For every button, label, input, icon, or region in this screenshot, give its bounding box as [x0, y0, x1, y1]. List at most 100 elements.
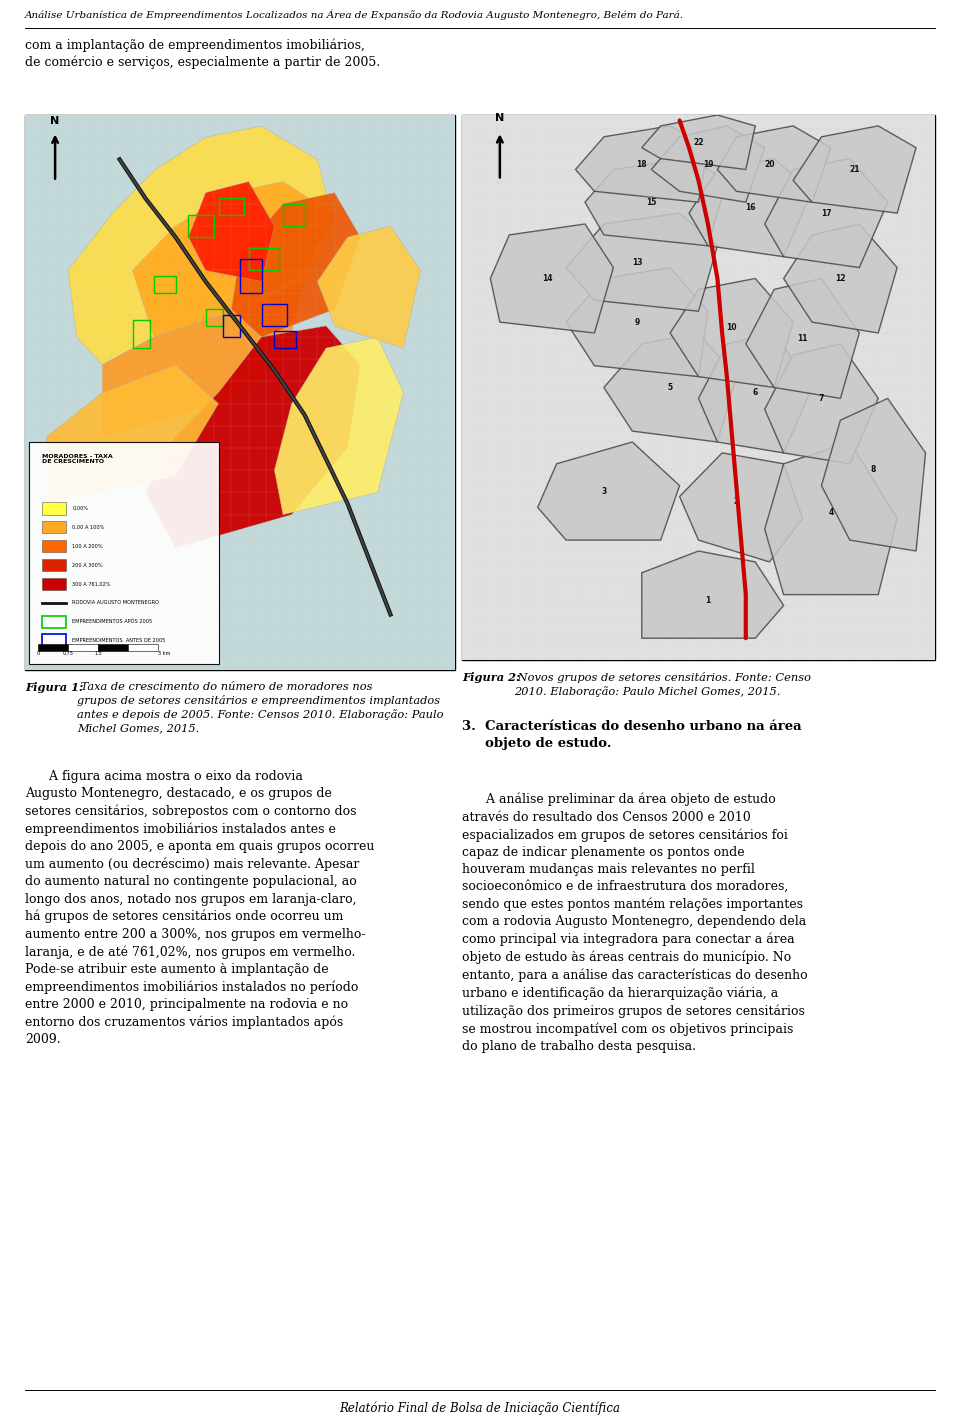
Text: 0,00%: 0,00%	[72, 506, 88, 510]
Bar	[283, 204, 304, 225]
Text: 3: 3	[601, 486, 607, 495]
Bar	[42, 502, 66, 515]
Text: 1: 1	[706, 596, 710, 604]
Text: 7: 7	[819, 394, 825, 403]
Text: 13: 13	[632, 258, 642, 267]
Bar	[275, 332, 296, 347]
Text: 3.  Características do desenho urbano na área
     objeto de estudo.: 3. Características do desenho urbano na …	[462, 720, 802, 750]
Text: RODOVIA AUGUSTO MONTENEGRO: RODOVIA AUGUSTO MONTENEGRO	[72, 600, 159, 605]
Bar	[30, 442, 219, 665]
Polygon shape	[318, 225, 420, 347]
Text: Figura 2:: Figura 2:	[462, 672, 520, 683]
Bar	[42, 615, 66, 628]
Bar	[42, 540, 66, 553]
Text: Taxa de crescimento do número de moradores nos
grupos de setores censitários e e: Taxa de crescimento do número de morador…	[77, 682, 444, 733]
Text: 16: 16	[745, 203, 756, 213]
Polygon shape	[641, 115, 756, 170]
Polygon shape	[25, 115, 455, 669]
Text: Novos grupos de setores censitários. Fonte: Censo
2010. Elaboração: Paulo Michel: Novos grupos de setores censitários. Fon…	[514, 672, 811, 696]
Bar	[240, 259, 261, 292]
Bar	[261, 303, 287, 326]
Polygon shape	[680, 452, 803, 562]
Polygon shape	[822, 398, 925, 552]
Polygon shape	[68, 126, 335, 364]
Text: 17: 17	[821, 208, 831, 217]
Text: com a implantação de empreendimentos imobiliários,
de comércio e serviços, espec: com a implantação de empreendimentos imo…	[25, 38, 380, 69]
Bar	[223, 315, 240, 337]
Bar	[129, 644, 158, 651]
Bar	[98, 644, 129, 651]
Polygon shape	[231, 193, 360, 337]
Polygon shape	[783, 224, 898, 333]
Bar	[25, 115, 455, 669]
Text: 2: 2	[733, 498, 739, 506]
Text: 300 A 761,02%: 300 A 761,02%	[72, 581, 110, 587]
Text: Figura 1:: Figura 1:	[25, 682, 84, 693]
Polygon shape	[145, 326, 360, 547]
Polygon shape	[765, 442, 898, 594]
Text: 19: 19	[703, 160, 713, 169]
Polygon shape	[566, 268, 708, 377]
Text: 22: 22	[693, 138, 704, 146]
Bar	[188, 216, 214, 237]
Polygon shape	[275, 337, 403, 515]
Text: 9: 9	[635, 318, 639, 326]
Text: 11: 11	[798, 335, 807, 343]
Text: 12: 12	[835, 274, 846, 284]
Polygon shape	[765, 159, 888, 268]
Polygon shape	[793, 126, 916, 213]
Text: 100 A 200%: 100 A 200%	[72, 543, 103, 549]
Text: 5: 5	[667, 383, 673, 391]
Bar	[219, 199, 244, 216]
Bar	[42, 579, 66, 590]
Text: N: N	[51, 116, 60, 126]
Polygon shape	[689, 159, 812, 257]
Bar	[205, 309, 223, 326]
Polygon shape	[103, 282, 304, 437]
Text: EMPREENDIMENTOS APÓS 2005: EMPREENDIMENTOS APÓS 2005	[72, 620, 153, 624]
Text: 6: 6	[753, 389, 757, 397]
Bar	[154, 277, 176, 292]
Text: 1.5: 1.5	[94, 651, 102, 657]
Text: 14: 14	[541, 274, 552, 284]
Polygon shape	[585, 159, 727, 245]
Text: A análise preliminar da área objeto de estudo
através do resultado dos Censos 20: A análise preliminar da área objeto de e…	[462, 793, 807, 1054]
Polygon shape	[746, 278, 859, 398]
Text: 4: 4	[828, 508, 833, 518]
Polygon shape	[566, 213, 717, 311]
Polygon shape	[604, 333, 736, 442]
Text: 0.75: 0.75	[62, 651, 73, 657]
Text: 8: 8	[871, 465, 876, 474]
Text: 21: 21	[850, 164, 860, 174]
Bar	[68, 644, 98, 651]
Text: Análise Urbanística de Empreendimentos Localizados na Área de Expansão da Rodovi: Análise Urbanística de Empreendimentos L…	[25, 10, 684, 20]
Bar	[462, 115, 935, 659]
Text: EMPREENDIMENTOS  ANTES DE 2005: EMPREENDIMENTOS ANTES DE 2005	[72, 638, 165, 644]
Text: 18: 18	[636, 160, 647, 169]
Bar	[249, 248, 278, 271]
Polygon shape	[699, 333, 812, 452]
Polygon shape	[575, 126, 708, 203]
Bar	[132, 320, 150, 347]
Text: 3 km: 3 km	[158, 651, 171, 657]
Text: 15: 15	[646, 197, 657, 207]
Polygon shape	[717, 126, 831, 203]
Bar	[42, 559, 66, 571]
Polygon shape	[765, 345, 878, 464]
Polygon shape	[46, 364, 219, 503]
Text: Relatório Final de Bolsa de Iniciação Científica: Relatório Final de Bolsa de Iniciação Ci…	[340, 1401, 620, 1415]
Polygon shape	[132, 182, 335, 337]
Bar	[37, 644, 68, 651]
Text: 0,00 A 100%: 0,00 A 100%	[72, 525, 105, 530]
Text: 200 A 300%: 200 A 300%	[72, 563, 103, 567]
Polygon shape	[188, 182, 275, 282]
Polygon shape	[538, 442, 680, 540]
Polygon shape	[641, 552, 783, 638]
Text: MORADORES - TAXA
DE CRESCIMENTO: MORADORES - TAXA DE CRESCIMENTO	[42, 454, 113, 464]
Text: N: N	[495, 112, 504, 122]
Text: 0: 0	[36, 651, 39, 657]
Polygon shape	[670, 278, 793, 387]
Bar	[42, 522, 66, 533]
Text: 20: 20	[764, 160, 775, 169]
Polygon shape	[651, 126, 765, 203]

## ТРЕБОВАНИЯ
Перепишите все строки из данных выше без единого изменения, только картинки в ответ не включайте.

## ОТВЕТ К ЗАДАНИЮ
For every button, label, input, icon, or region in this screenshot, give its bounding box as [x0, y0, x1, y1]. List at most 100 elements.
Text: 0,00%: 0,00%	[72, 506, 88, 510]
Bar	[283, 204, 304, 225]
Text: 3: 3	[601, 486, 607, 495]
Bar	[42, 502, 66, 515]
Text: 1: 1	[706, 596, 710, 604]
Text: 7: 7	[819, 394, 825, 403]
Text: 13: 13	[632, 258, 642, 267]
Bar	[275, 332, 296, 347]
Text: 3.  Características do desenho urbano na área
     objeto de estudo.: 3. Características do desenho urbano na …	[462, 720, 802, 750]
Text: RODOVIA AUGUSTO MONTENEGRO: RODOVIA AUGUSTO MONTENEGRO	[72, 600, 159, 605]
Bar	[30, 442, 219, 665]
Polygon shape	[318, 225, 420, 347]
Text: Figura 2:: Figura 2:	[462, 672, 520, 683]
Bar	[42, 615, 66, 628]
Bar	[42, 540, 66, 553]
Text: Taxa de crescimento do número de moradores nos
grupos de setores censitários e e: Taxa de crescimento do número de morador…	[77, 682, 444, 733]
Text: 16: 16	[745, 203, 756, 213]
Polygon shape	[641, 115, 756, 170]
Polygon shape	[25, 115, 455, 669]
Text: Novos grupos de setores censitários. Fonte: Censo
2010. Elaboração: Paulo Michel: Novos grupos de setores censitários. Fon…	[514, 672, 811, 696]
Bar	[240, 259, 261, 292]
Bar	[261, 303, 287, 326]
Polygon shape	[680, 452, 803, 562]
Polygon shape	[822, 398, 925, 552]
Polygon shape	[68, 126, 335, 364]
Text: 17: 17	[821, 208, 831, 217]
Text: com a implantação de empreendimentos imobiliários,
de comércio e serviços, espec: com a implantação de empreendimentos imo…	[25, 38, 380, 69]
Bar	[223, 315, 240, 337]
Bar	[129, 644, 158, 651]
Bar	[98, 644, 129, 651]
Polygon shape	[231, 193, 360, 337]
Polygon shape	[783, 224, 898, 333]
Bar	[25, 115, 455, 669]
Text: 2: 2	[733, 498, 739, 506]
Text: 300 A 761,02%: 300 A 761,02%	[72, 581, 110, 587]
Text: Figura 1:: Figura 1:	[25, 682, 84, 693]
Polygon shape	[145, 326, 360, 547]
Polygon shape	[765, 442, 898, 594]
Text: 19: 19	[703, 160, 713, 169]
Polygon shape	[566, 268, 708, 377]
Text: 22: 22	[693, 138, 704, 146]
Bar	[188, 216, 214, 237]
Polygon shape	[275, 337, 403, 515]
Text: 9: 9	[635, 318, 639, 326]
Text: 11: 11	[798, 335, 807, 343]
Text: 12: 12	[835, 274, 846, 284]
Polygon shape	[765, 159, 888, 268]
Polygon shape	[793, 126, 916, 213]
Text: 100 A 200%: 100 A 200%	[72, 543, 103, 549]
Text: 5: 5	[667, 383, 673, 391]
Bar	[219, 199, 244, 216]
Bar	[42, 579, 66, 590]
Text: N: N	[51, 116, 60, 126]
Polygon shape	[689, 159, 812, 257]
Bar	[205, 309, 223, 326]
Polygon shape	[103, 282, 304, 437]
Text: EMPREENDIMENTOS APÓS 2005: EMPREENDIMENTOS APÓS 2005	[72, 620, 153, 624]
Text: 6: 6	[753, 389, 757, 397]
Bar	[154, 277, 176, 292]
Text: 1.5: 1.5	[94, 651, 102, 657]
Text: 14: 14	[541, 274, 552, 284]
Polygon shape	[585, 159, 727, 245]
Text: A análise preliminar da área objeto de estudo
através do resultado dos Censos 20: A análise preliminar da área objeto de e…	[462, 793, 807, 1054]
Polygon shape	[746, 278, 859, 398]
Text: 4: 4	[828, 508, 833, 518]
Polygon shape	[566, 213, 717, 311]
Polygon shape	[604, 333, 736, 442]
Text: 0.75: 0.75	[62, 651, 73, 657]
Text: 8: 8	[871, 465, 876, 474]
Text: 21: 21	[850, 164, 860, 174]
Bar	[68, 644, 98, 651]
Text: Análise Urbanística de Empreendimentos Localizados na Área de Expansão da Rodovi: Análise Urbanística de Empreendimentos L…	[25, 10, 684, 20]
Bar	[462, 115, 935, 659]
Text: EMPREENDIMENTOS  ANTES DE 2005: EMPREENDIMENTOS ANTES DE 2005	[72, 638, 165, 644]
Text: 18: 18	[636, 160, 647, 169]
Bar	[249, 248, 278, 271]
Polygon shape	[699, 333, 812, 452]
Polygon shape	[575, 126, 708, 203]
Bar	[132, 320, 150, 347]
Text: 3 km: 3 km	[158, 651, 171, 657]
Text: 15: 15	[646, 197, 657, 207]
Polygon shape	[717, 126, 831, 203]
Bar	[42, 559, 66, 571]
Polygon shape	[765, 345, 878, 464]
Polygon shape	[46, 364, 219, 503]
Text: Relatório Final de Bolsa de Iniciação Científica: Relatório Final de Bolsa de Iniciação Ci…	[340, 1401, 620, 1415]
Polygon shape	[132, 182, 335, 337]
Bar	[37, 644, 68, 651]
Text: 0,00 A 100%: 0,00 A 100%	[72, 525, 105, 530]
Text: 200 A 300%: 200 A 300%	[72, 563, 103, 567]
Polygon shape	[188, 182, 275, 282]
Polygon shape	[538, 442, 680, 540]
Polygon shape	[641, 552, 783, 638]
Text: MORADORES - TAXA
DE CRESCIMENTO: MORADORES - TAXA DE CRESCIMENTO	[42, 454, 113, 464]
Text: N: N	[495, 112, 504, 122]
Text: 0: 0	[36, 651, 39, 657]
Polygon shape	[670, 278, 793, 387]
Bar	[42, 522, 66, 533]
Text: 20: 20	[764, 160, 775, 169]
Polygon shape	[651, 126, 765, 203]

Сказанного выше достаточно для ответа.